%%
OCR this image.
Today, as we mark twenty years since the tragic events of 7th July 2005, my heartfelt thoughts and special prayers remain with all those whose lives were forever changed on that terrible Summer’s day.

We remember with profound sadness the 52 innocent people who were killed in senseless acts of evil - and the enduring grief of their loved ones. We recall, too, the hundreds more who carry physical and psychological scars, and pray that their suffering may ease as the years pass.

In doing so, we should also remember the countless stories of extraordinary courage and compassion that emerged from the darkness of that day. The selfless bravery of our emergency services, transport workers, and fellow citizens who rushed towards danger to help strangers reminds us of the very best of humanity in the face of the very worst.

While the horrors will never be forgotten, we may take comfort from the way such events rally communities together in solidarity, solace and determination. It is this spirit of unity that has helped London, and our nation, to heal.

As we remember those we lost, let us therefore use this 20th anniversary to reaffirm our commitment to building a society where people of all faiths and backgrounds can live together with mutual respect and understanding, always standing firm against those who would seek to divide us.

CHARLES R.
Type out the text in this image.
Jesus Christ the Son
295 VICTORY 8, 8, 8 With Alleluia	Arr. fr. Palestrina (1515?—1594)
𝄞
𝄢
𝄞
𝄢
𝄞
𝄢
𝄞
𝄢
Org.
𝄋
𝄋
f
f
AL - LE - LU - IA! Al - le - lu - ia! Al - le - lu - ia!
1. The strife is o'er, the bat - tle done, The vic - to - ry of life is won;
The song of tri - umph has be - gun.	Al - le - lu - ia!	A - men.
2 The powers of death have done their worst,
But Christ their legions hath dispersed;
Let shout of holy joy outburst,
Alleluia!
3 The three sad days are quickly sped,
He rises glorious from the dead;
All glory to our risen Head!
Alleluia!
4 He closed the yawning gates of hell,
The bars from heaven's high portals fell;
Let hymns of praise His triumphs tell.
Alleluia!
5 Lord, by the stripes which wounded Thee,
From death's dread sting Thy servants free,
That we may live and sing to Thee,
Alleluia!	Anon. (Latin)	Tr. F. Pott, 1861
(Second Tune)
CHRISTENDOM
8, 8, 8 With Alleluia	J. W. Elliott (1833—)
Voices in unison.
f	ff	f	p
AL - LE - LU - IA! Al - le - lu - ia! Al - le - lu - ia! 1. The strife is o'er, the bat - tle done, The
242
%%
%%
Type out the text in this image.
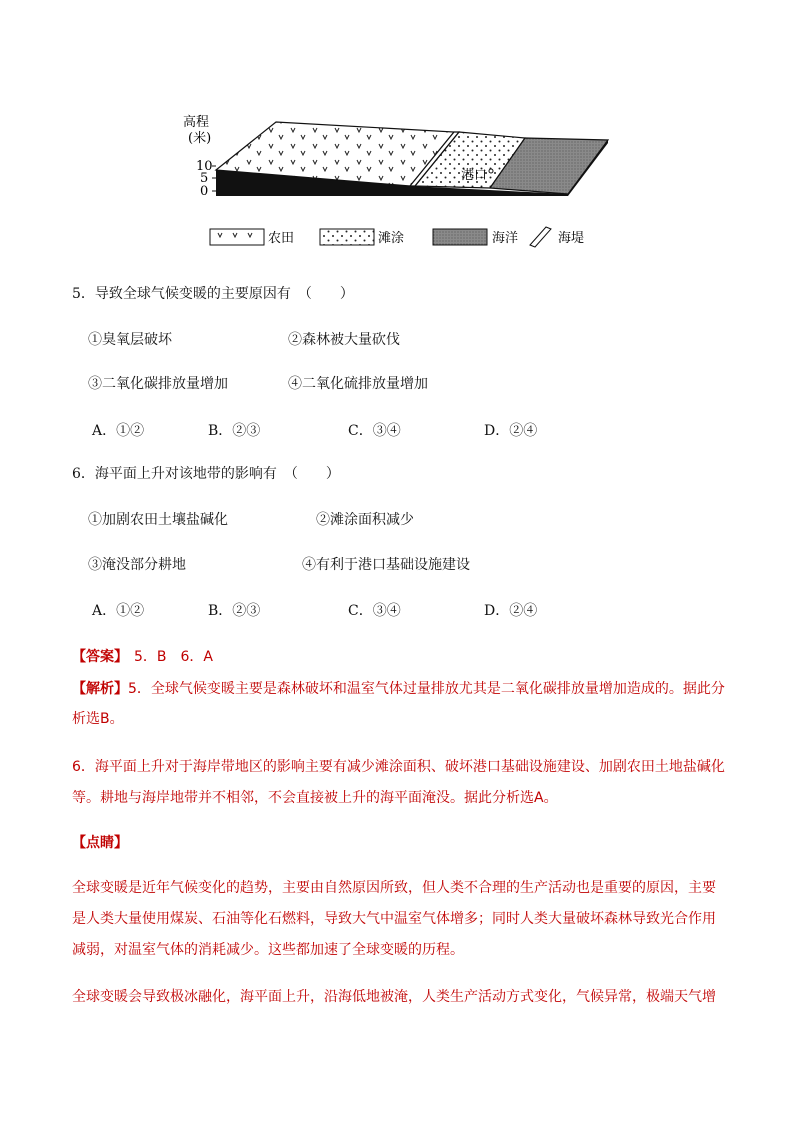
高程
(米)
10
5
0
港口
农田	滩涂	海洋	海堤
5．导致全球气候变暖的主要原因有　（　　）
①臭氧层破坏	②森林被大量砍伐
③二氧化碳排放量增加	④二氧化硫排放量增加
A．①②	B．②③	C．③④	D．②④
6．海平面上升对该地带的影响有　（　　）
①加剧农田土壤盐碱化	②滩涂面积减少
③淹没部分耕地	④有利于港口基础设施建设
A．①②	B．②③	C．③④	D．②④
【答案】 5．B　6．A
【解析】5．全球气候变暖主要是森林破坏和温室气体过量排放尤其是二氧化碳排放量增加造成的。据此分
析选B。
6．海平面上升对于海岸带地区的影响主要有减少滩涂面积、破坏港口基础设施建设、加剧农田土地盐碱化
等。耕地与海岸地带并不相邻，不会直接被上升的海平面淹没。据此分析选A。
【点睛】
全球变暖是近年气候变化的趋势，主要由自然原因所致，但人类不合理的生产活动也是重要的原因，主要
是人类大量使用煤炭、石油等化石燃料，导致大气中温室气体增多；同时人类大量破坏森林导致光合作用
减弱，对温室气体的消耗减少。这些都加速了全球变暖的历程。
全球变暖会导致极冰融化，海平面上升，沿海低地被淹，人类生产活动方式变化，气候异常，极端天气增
%%
Locate all lines holding the word "Thee", then copy them out.

5 Lord, by the stripes which wounded Thee,
That we may live and sing to Thee,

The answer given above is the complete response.